EXERCISE GOAL
Pictures stay out; everything else in the records below is copied exactly.

MATERIAL SUPPLIED
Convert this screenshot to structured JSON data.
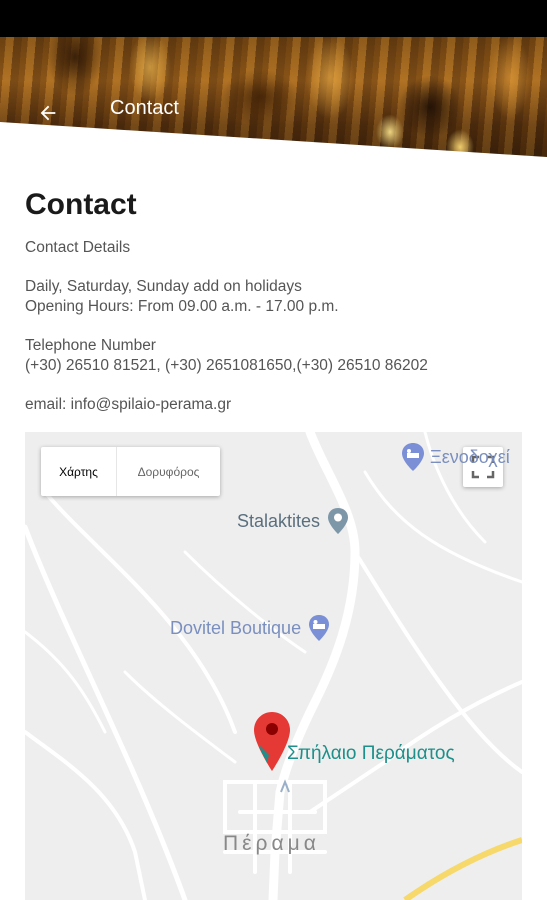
{
  "header": {
    "title": "Contact",
    "back_icon": "arrow-left-icon"
  },
  "content": {
    "page_title": "Contact",
    "subtitle": "Contact Details",
    "hours_line1": "Daily, Saturday, Sunday add on holidays",
    "hours_line2": "Opening Hours: From 09.00 a.m. - 17.00 p.m.",
    "phone_label": "Telephone Number",
    "phone_numbers": "(+30) 26510 81521, (+30) 2651081650,(+30) 26510 86202",
    "email": "email: info@spilaio-perama.gr"
  },
  "map": {
    "type_options": [
      "Χάρτης",
      "Δορυφόρος"
    ],
    "selected_type": "Χάρτης",
    "pois": {
      "top_right": "Ξενοδοχεί",
      "stalaktites": "Stalaktites",
      "dovitel": "Dovitel Boutique",
      "cave": "Σπήλαιο Περάματος"
    },
    "town": "Πέραμα",
    "pin_color": "#e53935",
    "accent_color": "#1e8f8a"
  }
}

REPLY
Convert this screenshot to structured JSON data.
{
  "header": {
    "title": "Contact",
    "back_icon": "arrow-left-icon"
  },
  "content": {
    "page_title": "Contact",
    "subtitle": "Contact Details",
    "hours_line1": "Daily, Saturday, Sunday add on holidays",
    "hours_line2": "Opening Hours: From 09.00 a.m. - 17.00 p.m.",
    "phone_label": "Telephone Number",
    "phone_numbers": "(+30) 26510 81521, (+30) 2651081650,(+30) 26510 86202",
    "email": "email: info@spilaio-perama.gr"
  },
  "map": {
    "type_options": [
      "Χάρτης",
      "Δορυφόρος"
    ],
    "selected_type": "Χάρτης",
    "pois": {
      "top_right": "Ξενοδοχεί",
      "stalaktites": "Stalaktites",
      "dovitel": "Dovitel Boutique",
      "cave": "Σπήλαιο Περάματος"
    },
    "town": "Πέραμα",
    "pin_color": "#e53935",
    "accent_color": "#1e8f8a"
  }
}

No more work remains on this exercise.